• [DIRECTION] Extract every line that includes the string "opportunities".

• [Data items]
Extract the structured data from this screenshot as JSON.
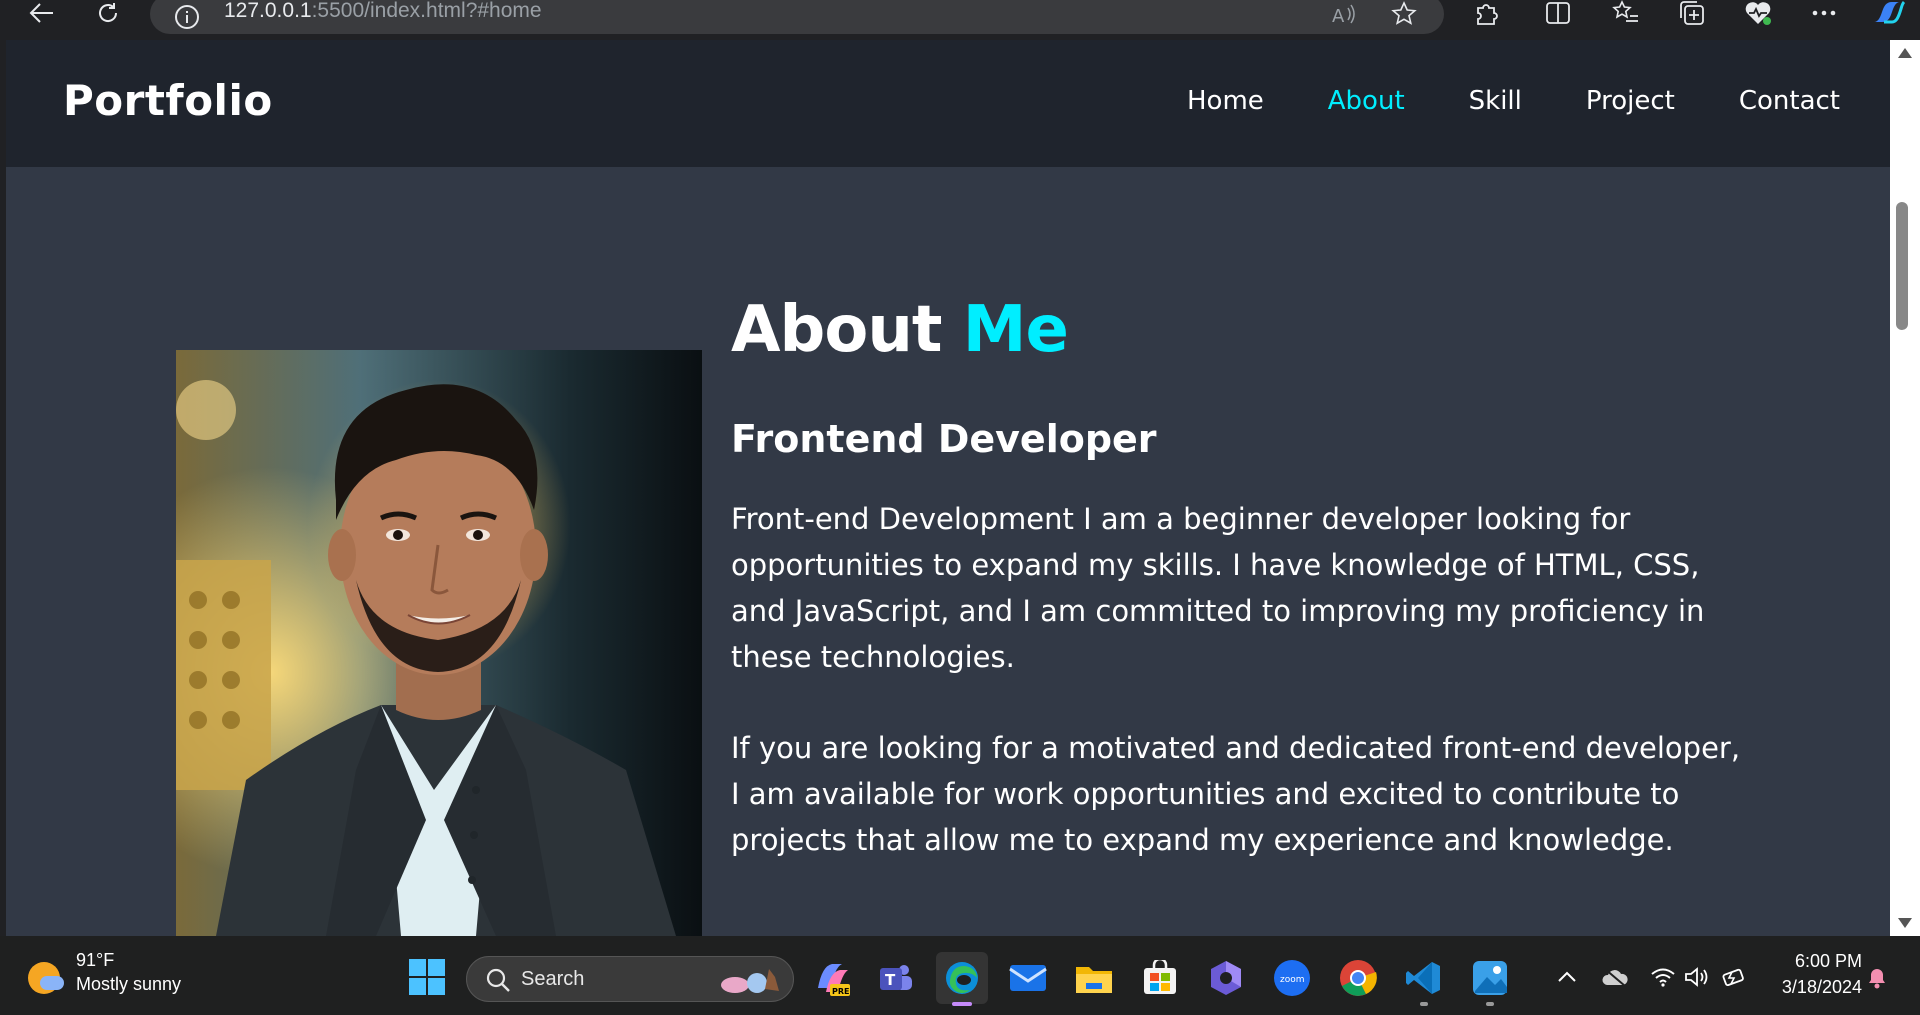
{
  "browser": {
    "url_host": "127.0.0.1",
    "url_rest": ":5500/index.html?#home"
  },
  "site": {
    "logo": "Portfolio",
    "nav": [
      {
        "label": "Home",
        "active": false
      },
      {
        "label": "About",
        "active": true
      },
      {
        "label": "Skill",
        "active": false
      },
      {
        "label": "Project",
        "active": false
      },
      {
        "label": "Contact",
        "active": false
      }
    ],
    "accent_color": "#00eeff"
  },
  "about": {
    "title_part1": "About ",
    "title_part2": "Me",
    "subtitle": "Frontend Developer",
    "paragraph1": "Front-end Development I am a beginner developer looking for opportunities to expand my skills. I have knowledge of HTML, CSS, and JavaScript, and I am committed to improving my proficiency in these technologies.",
    "paragraph2": "If you are looking for a motivated and dedicated front-end developer, I am available for work opportunities and excited to contribute to projects that allow me to expand my experience and knowledge."
  },
  "taskbar": {
    "weather_temp": "91°F",
    "weather_condition": "Mostly sunny",
    "search_label": "Search",
    "time": "6:00 PM",
    "date": "3/18/2024"
  }
}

• [REPLY]
    "paragraph1": "Front-end Development I am a beginner developer looking for opportunities to expand my skills. I have knowledge of HTML, CSS, and JavaScript, and I am committed to improving my proficiency in these technologies.",
    "paragraph2": "If you are looking for a motivated and dedicated front-end developer, I am available for work opportunities and excited to contribute to projects that allow me to expand my experience and knowledge."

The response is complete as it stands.